Dataset items

* * *

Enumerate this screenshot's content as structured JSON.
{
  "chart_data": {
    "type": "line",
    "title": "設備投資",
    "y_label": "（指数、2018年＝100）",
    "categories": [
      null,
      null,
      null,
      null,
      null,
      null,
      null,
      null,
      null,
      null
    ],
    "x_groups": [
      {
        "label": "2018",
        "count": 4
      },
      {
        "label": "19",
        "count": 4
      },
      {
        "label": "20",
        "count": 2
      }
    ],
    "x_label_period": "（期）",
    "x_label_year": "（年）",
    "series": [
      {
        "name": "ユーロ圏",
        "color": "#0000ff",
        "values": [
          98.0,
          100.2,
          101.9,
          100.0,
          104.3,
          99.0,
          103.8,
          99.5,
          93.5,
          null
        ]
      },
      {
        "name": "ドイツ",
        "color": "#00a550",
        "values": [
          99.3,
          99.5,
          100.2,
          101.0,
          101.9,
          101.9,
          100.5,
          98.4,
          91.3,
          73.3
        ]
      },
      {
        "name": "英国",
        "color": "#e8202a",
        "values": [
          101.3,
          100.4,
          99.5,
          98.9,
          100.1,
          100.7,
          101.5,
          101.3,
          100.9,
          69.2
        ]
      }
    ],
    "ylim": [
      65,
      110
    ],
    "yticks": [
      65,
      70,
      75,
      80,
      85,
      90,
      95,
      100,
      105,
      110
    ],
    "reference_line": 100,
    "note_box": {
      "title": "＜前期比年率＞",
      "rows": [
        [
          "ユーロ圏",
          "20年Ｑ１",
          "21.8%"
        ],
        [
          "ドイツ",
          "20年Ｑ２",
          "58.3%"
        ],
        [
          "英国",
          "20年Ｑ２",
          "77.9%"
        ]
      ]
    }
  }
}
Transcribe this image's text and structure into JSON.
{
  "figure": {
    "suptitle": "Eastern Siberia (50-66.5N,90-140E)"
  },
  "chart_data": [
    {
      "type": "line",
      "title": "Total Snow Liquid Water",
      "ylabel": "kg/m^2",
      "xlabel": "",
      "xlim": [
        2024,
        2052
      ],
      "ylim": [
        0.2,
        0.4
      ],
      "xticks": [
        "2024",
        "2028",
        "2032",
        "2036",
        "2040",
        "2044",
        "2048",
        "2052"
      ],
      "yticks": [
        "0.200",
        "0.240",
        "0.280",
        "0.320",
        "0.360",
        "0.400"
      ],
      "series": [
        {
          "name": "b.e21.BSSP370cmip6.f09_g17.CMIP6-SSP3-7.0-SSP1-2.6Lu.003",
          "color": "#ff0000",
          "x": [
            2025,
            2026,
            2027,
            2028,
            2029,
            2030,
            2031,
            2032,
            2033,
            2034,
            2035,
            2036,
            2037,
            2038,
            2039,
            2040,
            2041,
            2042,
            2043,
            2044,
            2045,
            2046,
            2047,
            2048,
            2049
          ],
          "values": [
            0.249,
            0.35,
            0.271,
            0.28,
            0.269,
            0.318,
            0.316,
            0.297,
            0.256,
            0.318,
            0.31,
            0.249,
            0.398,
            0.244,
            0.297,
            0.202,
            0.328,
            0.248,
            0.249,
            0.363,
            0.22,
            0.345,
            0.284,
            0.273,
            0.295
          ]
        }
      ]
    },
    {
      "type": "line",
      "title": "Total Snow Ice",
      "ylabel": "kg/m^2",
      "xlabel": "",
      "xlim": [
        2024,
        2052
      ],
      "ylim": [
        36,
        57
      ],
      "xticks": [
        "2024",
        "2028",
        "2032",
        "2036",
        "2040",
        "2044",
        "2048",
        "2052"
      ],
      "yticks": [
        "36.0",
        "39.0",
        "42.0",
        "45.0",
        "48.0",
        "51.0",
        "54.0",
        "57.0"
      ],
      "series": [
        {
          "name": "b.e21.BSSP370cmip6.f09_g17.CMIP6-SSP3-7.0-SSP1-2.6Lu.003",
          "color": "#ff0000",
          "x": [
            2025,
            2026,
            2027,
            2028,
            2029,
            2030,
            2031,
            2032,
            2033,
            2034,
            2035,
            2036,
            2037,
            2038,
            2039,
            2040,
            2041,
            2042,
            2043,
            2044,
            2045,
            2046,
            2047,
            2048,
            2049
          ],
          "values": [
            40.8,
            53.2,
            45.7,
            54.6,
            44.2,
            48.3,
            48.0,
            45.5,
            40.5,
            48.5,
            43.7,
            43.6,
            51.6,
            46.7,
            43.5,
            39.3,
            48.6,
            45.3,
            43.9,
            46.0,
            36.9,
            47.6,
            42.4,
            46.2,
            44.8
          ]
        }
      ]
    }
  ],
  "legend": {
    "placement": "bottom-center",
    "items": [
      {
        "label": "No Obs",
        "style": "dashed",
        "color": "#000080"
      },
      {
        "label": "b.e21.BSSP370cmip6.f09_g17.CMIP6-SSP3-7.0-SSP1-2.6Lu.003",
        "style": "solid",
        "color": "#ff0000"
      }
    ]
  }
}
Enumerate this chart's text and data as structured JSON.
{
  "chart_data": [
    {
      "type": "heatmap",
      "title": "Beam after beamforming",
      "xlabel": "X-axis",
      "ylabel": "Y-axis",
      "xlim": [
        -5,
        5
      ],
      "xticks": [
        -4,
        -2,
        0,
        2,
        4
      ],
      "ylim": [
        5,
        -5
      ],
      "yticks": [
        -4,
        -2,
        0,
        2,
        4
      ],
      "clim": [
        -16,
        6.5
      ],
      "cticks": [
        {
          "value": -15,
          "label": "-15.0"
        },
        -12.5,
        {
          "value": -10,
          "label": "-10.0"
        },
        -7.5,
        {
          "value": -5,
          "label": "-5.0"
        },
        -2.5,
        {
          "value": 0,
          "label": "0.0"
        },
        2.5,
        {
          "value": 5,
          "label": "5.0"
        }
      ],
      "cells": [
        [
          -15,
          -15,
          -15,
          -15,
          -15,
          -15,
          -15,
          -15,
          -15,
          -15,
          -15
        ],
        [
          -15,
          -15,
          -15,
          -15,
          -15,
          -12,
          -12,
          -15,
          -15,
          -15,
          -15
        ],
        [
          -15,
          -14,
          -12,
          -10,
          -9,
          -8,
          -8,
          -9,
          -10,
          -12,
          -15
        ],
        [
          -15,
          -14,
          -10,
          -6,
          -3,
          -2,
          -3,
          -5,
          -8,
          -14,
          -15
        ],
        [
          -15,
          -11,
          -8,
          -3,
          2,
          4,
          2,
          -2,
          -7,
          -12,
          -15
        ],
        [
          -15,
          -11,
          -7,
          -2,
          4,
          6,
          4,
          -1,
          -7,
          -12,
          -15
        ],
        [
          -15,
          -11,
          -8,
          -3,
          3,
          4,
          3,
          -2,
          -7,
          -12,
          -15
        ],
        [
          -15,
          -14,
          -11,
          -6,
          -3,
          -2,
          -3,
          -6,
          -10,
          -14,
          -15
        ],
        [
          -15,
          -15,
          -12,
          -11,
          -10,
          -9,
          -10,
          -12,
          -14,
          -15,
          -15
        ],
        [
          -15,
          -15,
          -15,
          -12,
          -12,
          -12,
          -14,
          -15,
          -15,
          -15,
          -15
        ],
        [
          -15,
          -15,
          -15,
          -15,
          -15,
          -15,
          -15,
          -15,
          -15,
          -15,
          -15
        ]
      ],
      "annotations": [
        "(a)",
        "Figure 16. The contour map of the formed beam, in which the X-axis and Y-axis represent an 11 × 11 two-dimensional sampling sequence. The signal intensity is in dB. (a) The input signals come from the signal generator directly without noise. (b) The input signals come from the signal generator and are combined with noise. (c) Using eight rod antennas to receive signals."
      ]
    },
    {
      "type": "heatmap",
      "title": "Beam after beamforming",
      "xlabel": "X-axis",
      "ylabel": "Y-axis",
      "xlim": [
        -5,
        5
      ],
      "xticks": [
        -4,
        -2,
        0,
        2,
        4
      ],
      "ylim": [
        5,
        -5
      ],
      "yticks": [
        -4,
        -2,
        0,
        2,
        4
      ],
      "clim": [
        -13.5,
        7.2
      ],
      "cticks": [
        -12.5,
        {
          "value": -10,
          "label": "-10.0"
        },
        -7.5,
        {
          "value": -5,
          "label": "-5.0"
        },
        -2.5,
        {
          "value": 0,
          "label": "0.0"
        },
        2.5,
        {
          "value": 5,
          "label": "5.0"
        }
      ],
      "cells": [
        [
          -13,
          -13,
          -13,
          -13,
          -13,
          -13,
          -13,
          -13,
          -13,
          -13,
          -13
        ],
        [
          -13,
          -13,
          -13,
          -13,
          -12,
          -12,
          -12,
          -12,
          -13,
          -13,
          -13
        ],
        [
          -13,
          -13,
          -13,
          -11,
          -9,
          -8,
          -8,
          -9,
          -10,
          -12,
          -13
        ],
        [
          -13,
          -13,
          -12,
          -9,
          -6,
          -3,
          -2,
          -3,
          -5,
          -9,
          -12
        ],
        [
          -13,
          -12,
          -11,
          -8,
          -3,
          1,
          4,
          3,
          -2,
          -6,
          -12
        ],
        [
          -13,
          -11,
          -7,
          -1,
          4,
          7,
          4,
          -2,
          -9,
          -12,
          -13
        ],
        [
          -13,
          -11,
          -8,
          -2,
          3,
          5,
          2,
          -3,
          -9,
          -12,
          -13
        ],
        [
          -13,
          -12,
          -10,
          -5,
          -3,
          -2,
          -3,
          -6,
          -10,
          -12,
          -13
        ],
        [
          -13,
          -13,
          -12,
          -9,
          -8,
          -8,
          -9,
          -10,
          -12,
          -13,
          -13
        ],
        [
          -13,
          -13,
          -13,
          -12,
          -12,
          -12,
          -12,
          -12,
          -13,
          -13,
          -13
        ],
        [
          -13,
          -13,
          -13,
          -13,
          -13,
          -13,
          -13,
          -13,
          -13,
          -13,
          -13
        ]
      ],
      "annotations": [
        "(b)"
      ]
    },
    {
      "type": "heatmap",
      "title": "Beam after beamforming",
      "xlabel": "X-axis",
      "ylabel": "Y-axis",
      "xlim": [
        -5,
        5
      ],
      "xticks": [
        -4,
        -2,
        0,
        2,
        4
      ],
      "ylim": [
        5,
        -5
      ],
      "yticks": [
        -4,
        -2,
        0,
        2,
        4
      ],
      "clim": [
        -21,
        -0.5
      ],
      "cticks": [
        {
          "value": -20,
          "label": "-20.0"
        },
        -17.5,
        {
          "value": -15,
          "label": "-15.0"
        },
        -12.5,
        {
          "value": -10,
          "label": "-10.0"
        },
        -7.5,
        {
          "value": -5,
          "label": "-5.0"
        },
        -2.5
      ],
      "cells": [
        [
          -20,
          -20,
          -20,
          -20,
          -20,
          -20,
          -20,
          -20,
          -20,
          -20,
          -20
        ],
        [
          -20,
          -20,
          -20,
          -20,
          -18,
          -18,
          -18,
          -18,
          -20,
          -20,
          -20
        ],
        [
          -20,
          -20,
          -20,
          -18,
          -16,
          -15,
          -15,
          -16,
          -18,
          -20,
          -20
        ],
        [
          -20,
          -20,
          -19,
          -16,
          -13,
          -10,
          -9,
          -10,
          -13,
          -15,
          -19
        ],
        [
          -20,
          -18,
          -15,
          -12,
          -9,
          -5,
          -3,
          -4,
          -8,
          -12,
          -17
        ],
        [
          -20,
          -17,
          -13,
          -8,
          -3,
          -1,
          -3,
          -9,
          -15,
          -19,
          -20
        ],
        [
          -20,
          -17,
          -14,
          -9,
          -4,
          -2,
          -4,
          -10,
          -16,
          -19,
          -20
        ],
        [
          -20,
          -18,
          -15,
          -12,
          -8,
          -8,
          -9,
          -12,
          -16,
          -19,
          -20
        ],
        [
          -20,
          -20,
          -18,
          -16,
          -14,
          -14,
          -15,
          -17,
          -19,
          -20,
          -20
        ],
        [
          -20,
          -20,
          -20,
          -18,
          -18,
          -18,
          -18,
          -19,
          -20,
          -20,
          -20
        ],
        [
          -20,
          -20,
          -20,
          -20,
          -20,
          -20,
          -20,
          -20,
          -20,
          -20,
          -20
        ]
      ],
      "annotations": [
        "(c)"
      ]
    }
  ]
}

* * *

**Challenge:** A line counts if it holds the word "name". Work out how many lines in the listing count, and give only that number.

**Result:** 5